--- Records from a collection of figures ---
*****
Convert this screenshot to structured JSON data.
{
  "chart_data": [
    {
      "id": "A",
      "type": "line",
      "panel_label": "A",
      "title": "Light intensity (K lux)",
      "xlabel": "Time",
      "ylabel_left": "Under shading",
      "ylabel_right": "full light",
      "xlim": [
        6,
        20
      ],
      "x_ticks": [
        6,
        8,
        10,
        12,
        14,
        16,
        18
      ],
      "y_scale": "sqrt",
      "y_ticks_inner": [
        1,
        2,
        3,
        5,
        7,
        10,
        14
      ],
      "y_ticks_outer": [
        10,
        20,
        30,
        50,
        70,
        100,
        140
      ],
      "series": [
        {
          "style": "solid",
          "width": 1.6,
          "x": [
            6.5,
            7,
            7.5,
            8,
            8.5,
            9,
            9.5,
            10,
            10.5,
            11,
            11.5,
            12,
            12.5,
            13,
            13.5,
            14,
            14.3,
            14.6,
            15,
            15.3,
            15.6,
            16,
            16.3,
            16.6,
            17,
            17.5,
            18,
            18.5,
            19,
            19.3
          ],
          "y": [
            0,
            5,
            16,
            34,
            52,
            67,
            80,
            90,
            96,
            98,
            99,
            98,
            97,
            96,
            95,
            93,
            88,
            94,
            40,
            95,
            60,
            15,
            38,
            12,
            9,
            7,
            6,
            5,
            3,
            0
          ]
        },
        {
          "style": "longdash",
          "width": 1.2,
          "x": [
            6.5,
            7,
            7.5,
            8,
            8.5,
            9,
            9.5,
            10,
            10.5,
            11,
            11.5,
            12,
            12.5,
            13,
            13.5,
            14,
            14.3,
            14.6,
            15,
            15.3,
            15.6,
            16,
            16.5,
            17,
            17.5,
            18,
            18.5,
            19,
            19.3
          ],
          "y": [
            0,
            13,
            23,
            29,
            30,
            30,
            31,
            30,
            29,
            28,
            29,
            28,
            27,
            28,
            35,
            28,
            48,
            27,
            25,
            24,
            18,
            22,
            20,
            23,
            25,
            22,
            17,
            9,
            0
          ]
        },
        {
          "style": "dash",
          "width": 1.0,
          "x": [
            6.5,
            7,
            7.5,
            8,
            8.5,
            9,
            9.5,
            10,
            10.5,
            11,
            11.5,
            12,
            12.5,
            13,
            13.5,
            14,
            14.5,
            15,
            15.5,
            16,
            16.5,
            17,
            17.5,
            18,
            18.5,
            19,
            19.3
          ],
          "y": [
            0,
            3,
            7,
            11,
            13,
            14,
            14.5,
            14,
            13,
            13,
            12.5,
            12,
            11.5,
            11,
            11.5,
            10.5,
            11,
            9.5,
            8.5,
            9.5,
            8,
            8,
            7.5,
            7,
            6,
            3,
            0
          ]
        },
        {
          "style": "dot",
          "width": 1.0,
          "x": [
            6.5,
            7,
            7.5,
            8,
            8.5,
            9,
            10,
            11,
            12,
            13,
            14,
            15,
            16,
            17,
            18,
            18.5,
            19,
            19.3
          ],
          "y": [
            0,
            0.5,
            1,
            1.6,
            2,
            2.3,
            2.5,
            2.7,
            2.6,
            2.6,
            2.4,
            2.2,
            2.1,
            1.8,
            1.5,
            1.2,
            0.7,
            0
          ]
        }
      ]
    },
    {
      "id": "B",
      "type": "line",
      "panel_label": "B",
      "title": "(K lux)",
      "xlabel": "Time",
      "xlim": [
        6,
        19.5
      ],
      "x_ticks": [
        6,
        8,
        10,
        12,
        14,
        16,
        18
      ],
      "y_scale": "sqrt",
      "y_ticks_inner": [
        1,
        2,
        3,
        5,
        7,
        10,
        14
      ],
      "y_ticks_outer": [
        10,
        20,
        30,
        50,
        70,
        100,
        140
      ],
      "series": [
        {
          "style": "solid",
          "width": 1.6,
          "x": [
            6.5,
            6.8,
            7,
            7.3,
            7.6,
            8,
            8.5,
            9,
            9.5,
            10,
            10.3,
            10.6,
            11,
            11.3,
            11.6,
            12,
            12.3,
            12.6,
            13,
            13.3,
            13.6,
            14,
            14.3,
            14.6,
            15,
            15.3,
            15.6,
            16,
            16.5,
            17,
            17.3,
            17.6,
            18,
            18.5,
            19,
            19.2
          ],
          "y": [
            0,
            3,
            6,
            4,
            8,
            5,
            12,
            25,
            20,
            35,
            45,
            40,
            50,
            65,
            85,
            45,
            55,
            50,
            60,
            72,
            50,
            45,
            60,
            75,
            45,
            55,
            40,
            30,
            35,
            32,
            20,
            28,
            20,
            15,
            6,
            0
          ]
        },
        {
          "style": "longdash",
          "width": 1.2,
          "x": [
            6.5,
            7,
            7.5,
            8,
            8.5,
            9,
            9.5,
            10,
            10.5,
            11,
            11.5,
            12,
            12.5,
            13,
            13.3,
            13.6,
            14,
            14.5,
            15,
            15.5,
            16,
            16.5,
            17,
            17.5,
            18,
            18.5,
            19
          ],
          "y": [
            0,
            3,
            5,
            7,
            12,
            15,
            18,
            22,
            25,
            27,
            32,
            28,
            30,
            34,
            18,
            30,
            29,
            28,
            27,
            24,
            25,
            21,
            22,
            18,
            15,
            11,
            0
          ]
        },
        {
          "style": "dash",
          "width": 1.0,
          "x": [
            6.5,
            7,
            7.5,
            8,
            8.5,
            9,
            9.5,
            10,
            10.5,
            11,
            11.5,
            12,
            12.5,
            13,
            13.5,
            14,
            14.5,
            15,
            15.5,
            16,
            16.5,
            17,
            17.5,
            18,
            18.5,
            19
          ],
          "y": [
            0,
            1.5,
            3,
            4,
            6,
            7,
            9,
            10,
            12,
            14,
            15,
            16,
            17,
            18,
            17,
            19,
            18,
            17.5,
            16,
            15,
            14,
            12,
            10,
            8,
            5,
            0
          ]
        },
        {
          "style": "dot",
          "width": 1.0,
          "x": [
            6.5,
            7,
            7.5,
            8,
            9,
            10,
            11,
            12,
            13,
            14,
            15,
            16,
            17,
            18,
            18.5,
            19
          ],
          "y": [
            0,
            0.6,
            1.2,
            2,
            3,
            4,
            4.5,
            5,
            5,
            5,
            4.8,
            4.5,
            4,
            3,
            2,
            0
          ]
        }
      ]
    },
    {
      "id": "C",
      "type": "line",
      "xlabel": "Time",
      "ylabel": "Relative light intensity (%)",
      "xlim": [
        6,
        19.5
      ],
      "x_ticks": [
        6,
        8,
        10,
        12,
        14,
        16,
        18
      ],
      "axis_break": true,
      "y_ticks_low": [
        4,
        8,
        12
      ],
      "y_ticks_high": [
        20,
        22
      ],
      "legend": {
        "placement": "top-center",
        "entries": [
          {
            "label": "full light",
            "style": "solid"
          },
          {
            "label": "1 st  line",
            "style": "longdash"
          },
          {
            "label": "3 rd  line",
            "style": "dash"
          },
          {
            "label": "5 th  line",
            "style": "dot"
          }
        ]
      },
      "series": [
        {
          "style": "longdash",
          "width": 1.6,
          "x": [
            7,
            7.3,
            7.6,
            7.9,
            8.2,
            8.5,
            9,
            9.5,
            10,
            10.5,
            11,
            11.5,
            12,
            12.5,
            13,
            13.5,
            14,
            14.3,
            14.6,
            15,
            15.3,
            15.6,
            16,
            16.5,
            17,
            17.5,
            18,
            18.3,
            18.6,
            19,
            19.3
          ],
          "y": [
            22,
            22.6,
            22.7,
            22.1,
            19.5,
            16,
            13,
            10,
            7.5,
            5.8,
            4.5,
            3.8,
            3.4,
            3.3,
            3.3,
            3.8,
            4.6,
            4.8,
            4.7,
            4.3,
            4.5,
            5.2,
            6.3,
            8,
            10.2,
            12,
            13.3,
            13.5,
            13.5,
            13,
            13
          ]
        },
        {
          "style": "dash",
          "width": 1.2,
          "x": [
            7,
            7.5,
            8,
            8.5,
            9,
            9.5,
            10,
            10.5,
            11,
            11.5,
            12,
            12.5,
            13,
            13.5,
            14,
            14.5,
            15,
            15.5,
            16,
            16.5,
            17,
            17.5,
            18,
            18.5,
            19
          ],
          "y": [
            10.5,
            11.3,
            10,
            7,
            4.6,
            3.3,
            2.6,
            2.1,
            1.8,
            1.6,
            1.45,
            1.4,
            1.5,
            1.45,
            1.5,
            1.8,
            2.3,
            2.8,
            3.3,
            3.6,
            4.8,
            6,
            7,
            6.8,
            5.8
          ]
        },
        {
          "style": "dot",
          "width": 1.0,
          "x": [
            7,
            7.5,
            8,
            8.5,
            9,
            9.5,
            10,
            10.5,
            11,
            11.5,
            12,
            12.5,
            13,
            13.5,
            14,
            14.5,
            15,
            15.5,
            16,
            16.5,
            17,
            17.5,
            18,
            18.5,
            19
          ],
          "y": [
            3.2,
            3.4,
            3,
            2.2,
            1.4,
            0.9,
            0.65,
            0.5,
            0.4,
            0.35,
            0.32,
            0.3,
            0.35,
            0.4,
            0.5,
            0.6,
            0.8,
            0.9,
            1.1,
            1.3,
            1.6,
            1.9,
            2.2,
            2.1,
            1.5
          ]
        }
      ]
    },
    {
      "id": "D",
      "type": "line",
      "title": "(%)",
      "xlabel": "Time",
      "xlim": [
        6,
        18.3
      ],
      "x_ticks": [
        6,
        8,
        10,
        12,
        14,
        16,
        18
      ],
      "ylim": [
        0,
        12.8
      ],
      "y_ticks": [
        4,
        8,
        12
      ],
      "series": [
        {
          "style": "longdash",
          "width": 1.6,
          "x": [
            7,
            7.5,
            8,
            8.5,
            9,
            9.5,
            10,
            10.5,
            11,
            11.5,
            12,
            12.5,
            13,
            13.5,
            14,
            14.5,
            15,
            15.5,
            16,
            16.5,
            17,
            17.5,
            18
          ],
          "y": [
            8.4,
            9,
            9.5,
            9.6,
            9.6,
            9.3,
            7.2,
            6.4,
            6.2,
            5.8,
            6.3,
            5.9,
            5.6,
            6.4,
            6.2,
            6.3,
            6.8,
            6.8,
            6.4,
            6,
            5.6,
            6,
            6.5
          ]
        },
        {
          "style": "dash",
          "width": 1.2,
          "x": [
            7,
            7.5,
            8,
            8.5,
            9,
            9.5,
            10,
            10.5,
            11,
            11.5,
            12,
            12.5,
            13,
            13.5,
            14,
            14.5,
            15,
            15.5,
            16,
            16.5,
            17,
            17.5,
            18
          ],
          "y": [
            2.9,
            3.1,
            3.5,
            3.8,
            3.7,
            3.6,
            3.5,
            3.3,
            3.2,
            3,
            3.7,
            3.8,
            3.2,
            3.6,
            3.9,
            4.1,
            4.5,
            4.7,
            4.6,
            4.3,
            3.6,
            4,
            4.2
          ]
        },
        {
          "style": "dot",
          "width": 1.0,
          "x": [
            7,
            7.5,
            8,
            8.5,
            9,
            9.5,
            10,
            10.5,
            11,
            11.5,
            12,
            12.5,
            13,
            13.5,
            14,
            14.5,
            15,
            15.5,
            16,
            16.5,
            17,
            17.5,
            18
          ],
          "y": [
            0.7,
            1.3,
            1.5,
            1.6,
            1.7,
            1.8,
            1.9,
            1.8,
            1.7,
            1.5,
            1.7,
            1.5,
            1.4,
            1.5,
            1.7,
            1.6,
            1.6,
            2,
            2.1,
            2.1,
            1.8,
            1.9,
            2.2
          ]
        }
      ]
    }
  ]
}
*****
Take every line that includes the string "title" and copy it.

--- Problem solution ---
      "title": "Light intensity (K lux)",
      "title": "(K lux)",
      "title": "(%)",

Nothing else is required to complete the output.